WRITTEN PROBLEM
Repeat every record below exactly, omitting any pictures.

GIVEN ENTRIES
━━━

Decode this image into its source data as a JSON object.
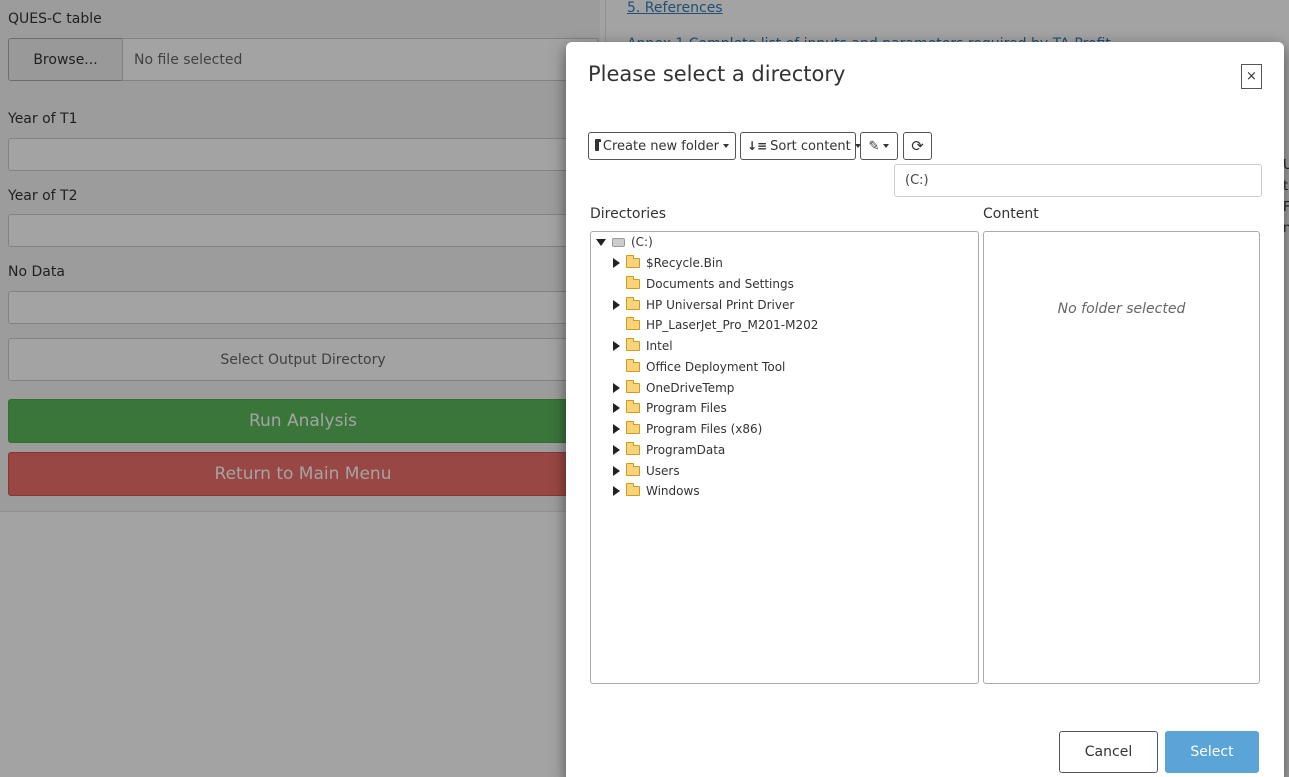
{
  "background": {
    "ques_label": "QUES-C table",
    "browse_label": "Browse...",
    "file_placeholder": "No file selected",
    "year_t1_label": "Year of T1",
    "year_t2_label": "Year of T2",
    "no_data_label": "No Data",
    "output_dir_label": "Select Output Directory",
    "run_label": "Run Analysis",
    "return_label": "Return to Main Menu",
    "references_link": "5. References",
    "annex_link": "Annex 1 Complete list of inputs and parameters required by TA-Profit",
    "edge_chars": [
      "U",
      "t",
      "F",
      "n"
    ]
  },
  "modal": {
    "title": "Please select a directory",
    "close_label": "×",
    "toolbar": {
      "create_folder_label": "Create new folder",
      "sort_label": "Sort content"
    },
    "path_value": "(C:)",
    "directories_label": "Directories",
    "content_label": "Content",
    "no_folder_text": "No folder selected",
    "tree": {
      "root": "(C:)",
      "children": [
        {
          "name": "$Recycle.Bin",
          "expandable": true
        },
        {
          "name": "Documents and Settings",
          "expandable": false
        },
        {
          "name": "HP Universal Print Driver",
          "expandable": true
        },
        {
          "name": "HP_LaserJet_Pro_M201-M202",
          "expandable": false
        },
        {
          "name": "Intel",
          "expandable": true
        },
        {
          "name": "Office Deployment Tool",
          "expandable": false
        },
        {
          "name": "OneDriveTemp",
          "expandable": true
        },
        {
          "name": "Program Files",
          "expandable": true
        },
        {
          "name": "Program Files (x86)",
          "expandable": true
        },
        {
          "name": "ProgramData",
          "expandable": true
        },
        {
          "name": "Users",
          "expandable": true
        },
        {
          "name": "Windows",
          "expandable": true
        }
      ]
    },
    "cancel_label": "Cancel",
    "select_label": "Select"
  }
}
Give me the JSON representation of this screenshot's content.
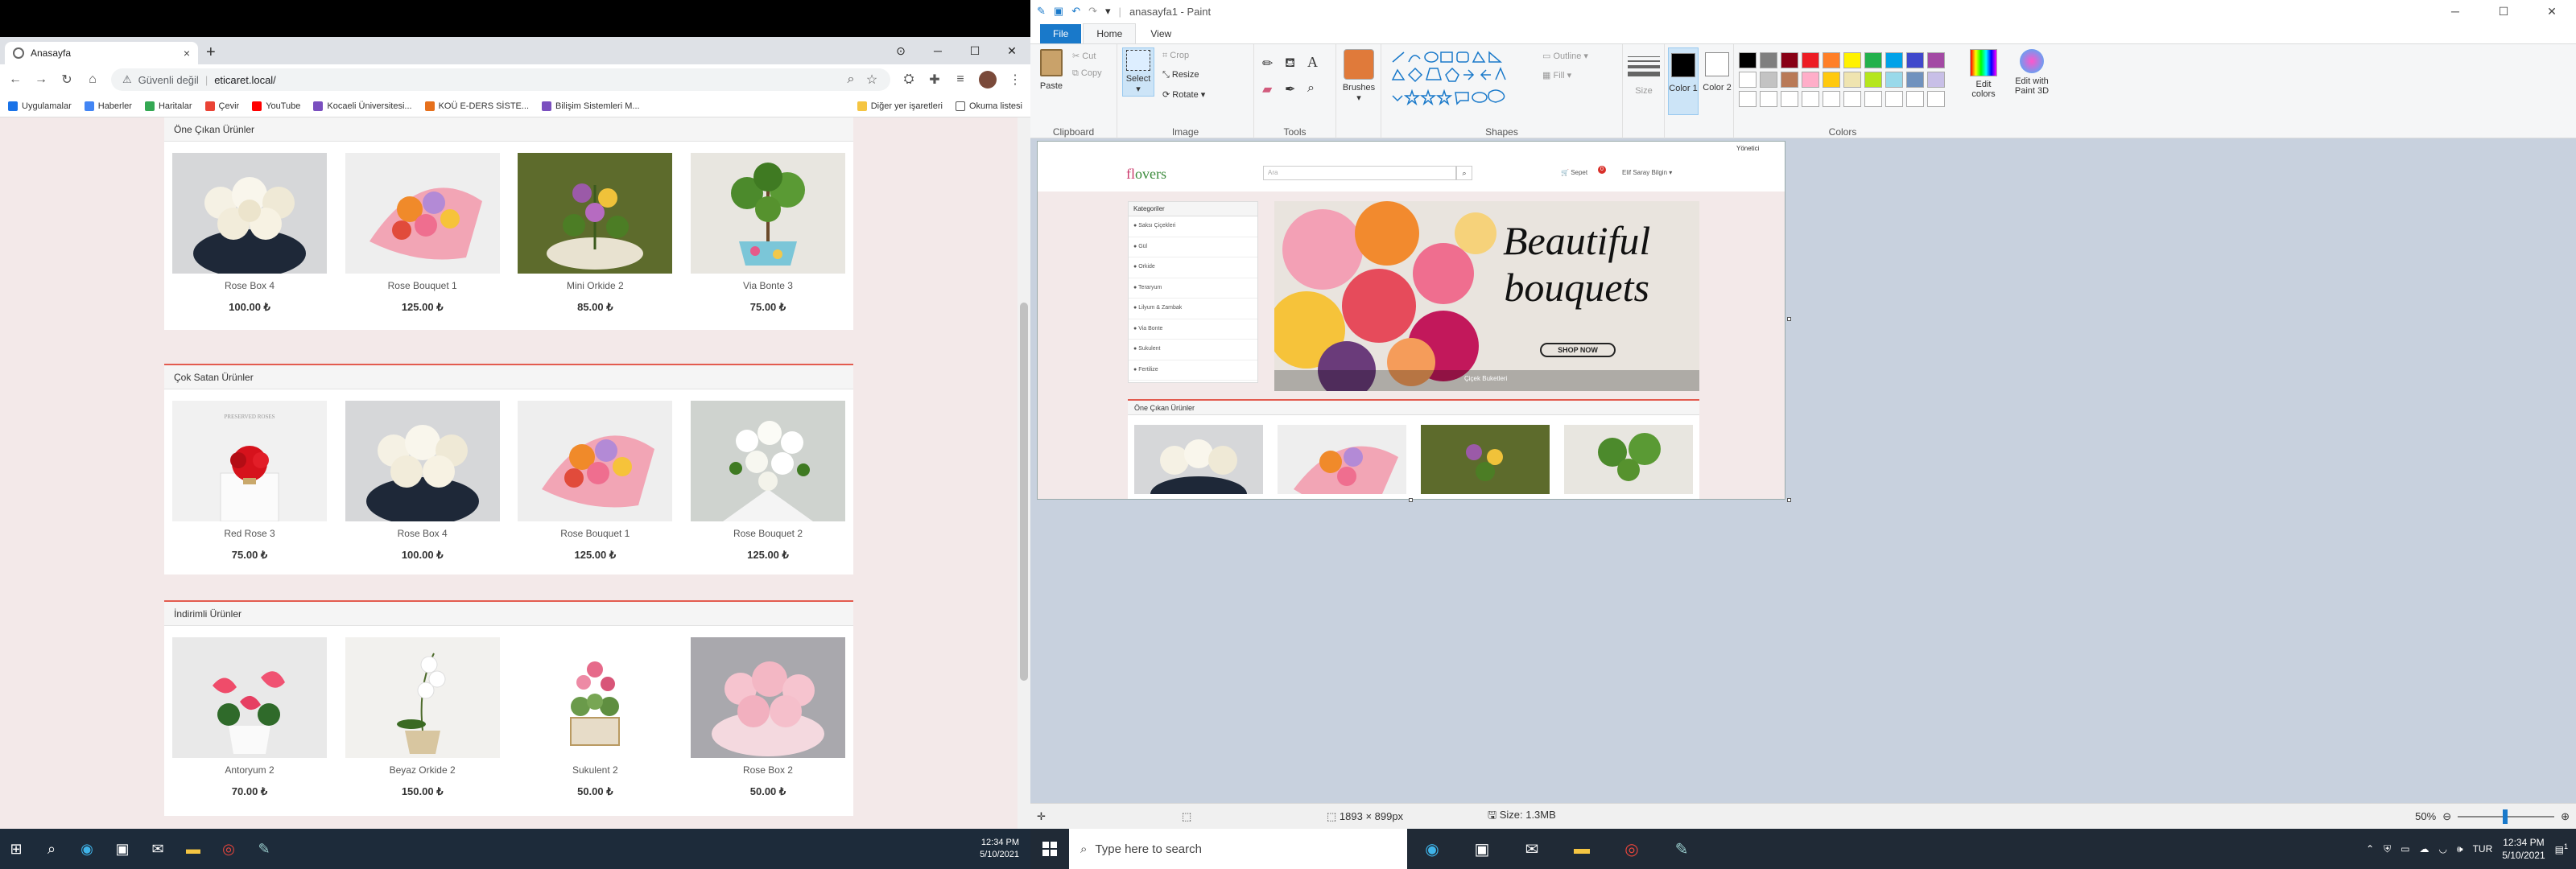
{
  "browser": {
    "tab_title": "Anasayfa",
    "tab_close": "×",
    "new_tab": "+",
    "security_label": "Güvenli değil",
    "url": "eticaret.local/",
    "bookmarks": [
      "Uygulamalar",
      "Haberler",
      "Haritalar",
      "Çevir",
      "YouTube",
      "Kocaeli Üniversitesi...",
      "KOÜ E-DERS SİSTE...",
      "Bilişim Sistemleri M..."
    ],
    "bookmark_colors": [
      "#1a73e8",
      "#4285f4",
      "#34a853",
      "#ea4335",
      "#ff0000",
      "#7a4fbf",
      "#e6701c",
      "#7a4fbf"
    ],
    "bookmarks_right": [
      "Diğer yer işaretleri",
      "Okuma listesi"
    ]
  },
  "store": {
    "sections": [
      {
        "title": "Öne Çıkan Ürünler",
        "products": [
          {
            "name": "Rose Box 4",
            "price": "100.00 ₺"
          },
          {
            "name": "Rose Bouquet 1",
            "price": "125.00 ₺"
          },
          {
            "name": "Mini Orkide 2",
            "price": "85.00 ₺"
          },
          {
            "name": "Via Bonte 3",
            "price": "75.00 ₺"
          }
        ]
      },
      {
        "title": "Çok Satan Ürünler",
        "products": [
          {
            "name": "Red Rose 3",
            "price": "75.00 ₺"
          },
          {
            "name": "Rose Box 4",
            "price": "100.00 ₺"
          },
          {
            "name": "Rose Bouquet 1",
            "price": "125.00 ₺"
          },
          {
            "name": "Rose Bouquet 2",
            "price": "125.00 ₺"
          }
        ]
      },
      {
        "title": "İndirimli Ürünler",
        "products": [
          {
            "name": "Antoryum 2",
            "price": "70.00 ₺"
          },
          {
            "name": "Beyaz Orkide 2",
            "price": "150.00 ₺"
          },
          {
            "name": "Sukulent 2",
            "price": "50.00 ₺"
          },
          {
            "name": "Rose Box 2",
            "price": "50.00 ₺"
          }
        ]
      }
    ],
    "red_rose_box_label": "PRESERVED ROSES"
  },
  "taskbar_left": {
    "time": "12:34 PM",
    "date": "5/10/2021"
  },
  "paint": {
    "title": "anasayfa1 - Paint",
    "tabs": [
      "File",
      "Home",
      "View"
    ],
    "clipboard": {
      "paste": "Paste",
      "cut": "Cut",
      "copy": "Copy",
      "label": "Clipboard"
    },
    "image": {
      "select": "Select",
      "crop": "Crop",
      "resize": "Resize",
      "rotate": "Rotate",
      "label": "Image"
    },
    "tools_label": "Tools",
    "brushes": "Brushes",
    "shapes": {
      "outline": "Outline",
      "fill": "Fill",
      "label": "Shapes"
    },
    "size": "Size",
    "color1": "Color 1",
    "color2": "Color 2",
    "colors_label": "Colors",
    "edit_colors": "Edit colors",
    "edit_3d": "Edit with Paint 3D",
    "palette": [
      "#000000",
      "#7f7f7f",
      "#880015",
      "#ed1c24",
      "#ff7f27",
      "#fff200",
      "#22b14c",
      "#00a2e8",
      "#3f48cc",
      "#a349a4",
      "#ffffff",
      "#c3c3c3",
      "#b97a57",
      "#ffaec9",
      "#ffc90e",
      "#efe4b0",
      "#b5e61d",
      "#99d9ea",
      "#7092be",
      "#c8bfe7",
      "#ffffff",
      "#ffffff",
      "#ffffff",
      "#ffffff",
      "#ffffff",
      "#ffffff",
      "#ffffff",
      "#ffffff",
      "#ffffff",
      "#ffffff"
    ],
    "status": {
      "dimensions": "1893 × 899px",
      "size": "Size: 1.3MB",
      "zoom": "50%"
    }
  },
  "mini_site": {
    "logo_a": "fl",
    "logo_b": "overs",
    "search_placeholder": "Ara",
    "cart": "Sepet",
    "cart_count": "0",
    "user": "Elif Saray Bilgin",
    "admin": "Yönetici",
    "categories_title": "Kategoriler",
    "categories": [
      "Saksı Çiçekleri",
      "Gül",
      "Orkide",
      "Teraryum",
      "Lilyum & Zambak",
      "Via Bonte",
      "Sukulent",
      "Fertilize"
    ],
    "banner_line1": "Beautiful",
    "banner_line2": "bouquets",
    "banner_button": "SHOP NOW",
    "banner_caption": "Çiçek Buketleri",
    "featured_title": "Öne Çıkan Ürünler"
  },
  "taskbar_right": {
    "search_placeholder": "Type here to search",
    "lang": "TUR",
    "time": "12:34 PM",
    "date": "5/10/2021",
    "notifications": "1"
  }
}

━━━

RESULT
Decode this image into its source data as a JSON object.
{
  "background": {
    "ques_label": "QUES-C table",
    "browse_label": "Browse...",
    "file_placeholder": "No file selected",
    "year_t1_label": "Year of T1",
    "year_t2_label": "Year of T2",
    "no_data_label": "No Data",
    "output_dir_label": "Select Output Directory",
    "run_label": "Run Analysis",
    "return_label": "Return to Main Menu",
    "references_link": "5. References",
    "annex_link": "Annex 1 Complete list of inputs and parameters required by TA-Profit",
    "edge_chars": [
      "U",
      "t",
      "F",
      "n"
    ]
  },
  "modal": {
    "title": "Please select a directory",
    "close_label": "×",
    "toolbar": {
      "create_folder_label": "Create new folder",
      "sort_label": "Sort content"
    },
    "path_value": "(C:)",
    "directories_label": "Directories",
    "content_label": "Content",
    "no_folder_text": "No folder selected",
    "tree": {
      "root": "(C:)",
      "children": [
        {
          "name": "$Recycle.Bin",
          "expandable": true
        },
        {
          "name": "Documents and Settings",
          "expandable": false
        },
        {
          "name": "HP Universal Print Driver",
          "expandable": true
        },
        {
          "name": "HP_LaserJet_Pro_M201-M202",
          "expandable": false
        },
        {
          "name": "Intel",
          "expandable": true
        },
        {
          "name": "Office Deployment Tool",
          "expandable": false
        },
        {
          "name": "OneDriveTemp",
          "expandable": true
        },
        {
          "name": "Program Files",
          "expandable": true
        },
        {
          "name": "Program Files (x86)",
          "expandable": true
        },
        {
          "name": "ProgramData",
          "expandable": true
        },
        {
          "name": "Users",
          "expandable": true
        },
        {
          "name": "Windows",
          "expandable": true
        }
      ]
    },
    "cancel_label": "Cancel",
    "select_label": "Select"
  }
}
Give me the JSON representation of this screenshot's content.
{
  "browser": {
    "tab_title": "Anasayfa",
    "tab_close": "×",
    "new_tab": "+",
    "security_label": "Güvenli değil",
    "url": "eticaret.local/",
    "bookmarks": [
      "Uygulamalar",
      "Haberler",
      "Haritalar",
      "Çevir",
      "YouTube",
      "Kocaeli Üniversitesi...",
      "KOÜ E-DERS SİSTE...",
      "Bilişim Sistemleri M..."
    ],
    "bookmark_colors": [
      "#1a73e8",
      "#4285f4",
      "#34a853",
      "#ea4335",
      "#ff0000",
      "#7a4fbf",
      "#e6701c",
      "#7a4fbf"
    ],
    "bookmarks_right": [
      "Diğer yer işaretleri",
      "Okuma listesi"
    ]
  },
  "store": {
    "sections": [
      {
        "title": "Öne Çıkan Ürünler",
        "products": [
          {
            "name": "Rose Box 4",
            "price": "100.00 ₺"
          },
          {
            "name": "Rose Bouquet 1",
            "price": "125.00 ₺"
          },
          {
            "name": "Mini Orkide 2",
            "price": "85.00 ₺"
          },
          {
            "name": "Via Bonte 3",
            "price": "75.00 ₺"
          }
        ]
      },
      {
        "title": "Çok Satan Ürünler",
        "products": [
          {
            "name": "Red Rose 3",
            "price": "75.00 ₺"
          },
          {
            "name": "Rose Box 4",
            "price": "100.00 ₺"
          },
          {
            "name": "Rose Bouquet 1",
            "price": "125.00 ₺"
          },
          {
            "name": "Rose Bouquet 2",
            "price": "125.00 ₺"
          }
        ]
      },
      {
        "title": "İndirimli Ürünler",
        "products": [
          {
            "name": "Antoryum 2",
            "price": "70.00 ₺"
          },
          {
            "name": "Beyaz Orkide 2",
            "price": "150.00 ₺"
          },
          {
            "name": "Sukulent 2",
            "price": "50.00 ₺"
          },
          {
            "name": "Rose Box 2",
            "price": "50.00 ₺"
          }
        ]
      }
    ],
    "red_rose_box_label": "PRESERVED ROSES"
  },
  "taskbar_left": {
    "time": "12:34 PM",
    "date": "5/10/2021"
  },
  "paint": {
    "title": "anasayfa1 - Paint",
    "tabs": [
      "File",
      "Home",
      "View"
    ],
    "clipboard": {
      "paste": "Paste",
      "cut": "Cut",
      "copy": "Copy",
      "label": "Clipboard"
    },
    "image": {
      "select": "Select",
      "crop": "Crop",
      "resize": "Resize",
      "rotate": "Rotate",
      "label": "Image"
    },
    "tools_label": "Tools",
    "brushes": "Brushes",
    "shapes": {
      "outline": "Outline",
      "fill": "Fill",
      "label": "Shapes"
    },
    "size": "Size",
    "color1": "Color 1",
    "color2": "Color 2",
    "colors_label": "Colors",
    "edit_colors": "Edit colors",
    "edit_3d": "Edit with Paint 3D",
    "palette": [
      "#000000",
      "#7f7f7f",
      "#880015",
      "#ed1c24",
      "#ff7f27",
      "#fff200",
      "#22b14c",
      "#00a2e8",
      "#3f48cc",
      "#a349a4",
      "#ffffff",
      "#c3c3c3",
      "#b97a57",
      "#ffaec9",
      "#ffc90e",
      "#efe4b0",
      "#b5e61d",
      "#99d9ea",
      "#7092be",
      "#c8bfe7",
      "#ffffff",
      "#ffffff",
      "#ffffff",
      "#ffffff",
      "#ffffff",
      "#ffffff",
      "#ffffff",
      "#ffffff",
      "#ffffff",
      "#ffffff"
    ],
    "status": {
      "dimensions": "1893 × 899px",
      "size": "Size: 1.3MB",
      "zoom": "50%"
    }
  },
  "mini_site": {
    "logo_a": "fl",
    "logo_b": "overs",
    "search_placeholder": "Ara",
    "cart": "Sepet",
    "cart_count": "0",
    "user": "Elif Saray Bilgin",
    "admin": "Yönetici",
    "categories_title": "Kategoriler",
    "categories": [
      "Saksı Çiçekleri",
      "Gül",
      "Orkide",
      "Teraryum",
      "Lilyum & Zambak",
      "Via Bonte",
      "Sukulent",
      "Fertilize"
    ],
    "banner_line1": "Beautiful",
    "banner_line2": "bouquets",
    "banner_button": "SHOP NOW",
    "banner_caption": "Çiçek Buketleri",
    "featured_title": "Öne Çıkan Ürünler"
  },
  "taskbar_right": {
    "search_placeholder": "Type here to search",
    "lang": "TUR",
    "time": "12:34 PM",
    "date": "5/10/2021",
    "notifications": "1"
  }
}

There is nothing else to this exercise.